--- RAW RECORDS ---

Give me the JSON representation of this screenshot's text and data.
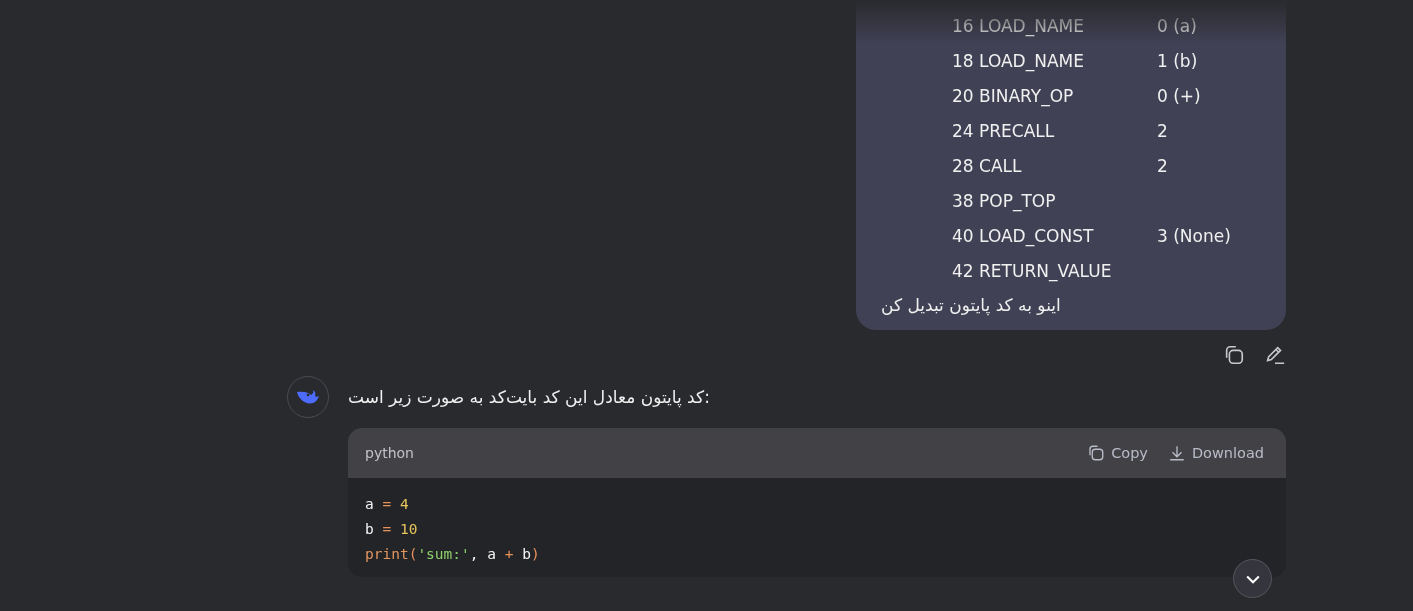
{
  "user_message": {
    "bytecode_lines": [
      {
        "op": "16 LOAD_NAME",
        "arg": "0 (a)"
      },
      {
        "op": "18 LOAD_NAME",
        "arg": "1 (b)"
      },
      {
        "op": "20 BINARY_OP",
        "arg": "0 (+)"
      },
      {
        "op": "24 PRECALL",
        "arg": "2"
      },
      {
        "op": "28 CALL",
        "arg": "2"
      },
      {
        "op": "38 POP_TOP"
      },
      {
        "op": "40 LOAD_CONST",
        "arg": "3 (None)"
      },
      {
        "op": "42 RETURN_VALUE"
      }
    ],
    "text": "اینو به کد پایتون تبدیل کن"
  },
  "assistant_message": {
    "text": "کد پایتون معادل این کد بایت‌کد به صورت زیر است:",
    "code_block": {
      "language": "python",
      "copy_label": "Copy",
      "download_label": "Download",
      "lines": [
        [
          {
            "kind": "plain",
            "text": "a "
          },
          {
            "kind": "operator",
            "text": "="
          },
          {
            "kind": "number",
            "text": " 4"
          }
        ],
        [
          {
            "kind": "plain",
            "text": "b "
          },
          {
            "kind": "operator",
            "text": "="
          },
          {
            "kind": "number",
            "text": " 10"
          }
        ],
        [
          {
            "kind": "builtin",
            "text": "print"
          },
          {
            "kind": "operator",
            "text": "("
          },
          {
            "kind": "string",
            "text": "'sum:'"
          },
          {
            "kind": "plain",
            "text": ", a "
          },
          {
            "kind": "operator",
            "text": "+"
          },
          {
            "kind": "plain",
            "text": " b"
          },
          {
            "kind": "operator",
            "text": ")"
          }
        ]
      ]
    }
  }
}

---

## EXERCISE OBJECTIVE
Please repeat the entries exactly. Do not include the pictures.

## SOLUTION TO THE EXERCISE
Give me the JSON representation of this screenshot's text and data.
{
  "user_message": {
    "bytecode_lines": [
      {
        "op": "16 LOAD_NAME",
        "arg": "0 (a)"
      },
      {
        "op": "18 LOAD_NAME",
        "arg": "1 (b)"
      },
      {
        "op": "20 BINARY_OP",
        "arg": "0 (+)"
      },
      {
        "op": "24 PRECALL",
        "arg": "2"
      },
      {
        "op": "28 CALL",
        "arg": "2"
      },
      {
        "op": "38 POP_TOP"
      },
      {
        "op": "40 LOAD_CONST",
        "arg": "3 (None)"
      },
      {
        "op": "42 RETURN_VALUE"
      }
    ],
    "text": "اینو به کد پایتون تبدیل کن"
  },
  "assistant_message": {
    "text": "کد پایتون معادل این کد بایت‌کد به صورت زیر است:",
    "code_block": {
      "language": "python",
      "copy_label": "Copy",
      "download_label": "Download",
      "lines": [
        [
          {
            "kind": "plain",
            "text": "a "
          },
          {
            "kind": "operator",
            "text": "="
          },
          {
            "kind": "number",
            "text": " 4"
          }
        ],
        [
          {
            "kind": "plain",
            "text": "b "
          },
          {
            "kind": "operator",
            "text": "="
          },
          {
            "kind": "number",
            "text": " 10"
          }
        ],
        [
          {
            "kind": "builtin",
            "text": "print"
          },
          {
            "kind": "operator",
            "text": "("
          },
          {
            "kind": "string",
            "text": "'sum:'"
          },
          {
            "kind": "plain",
            "text": ", a "
          },
          {
            "kind": "operator",
            "text": "+"
          },
          {
            "kind": "plain",
            "text": " b"
          },
          {
            "kind": "operator",
            "text": ")"
          }
        ]
      ]
    }
  }
}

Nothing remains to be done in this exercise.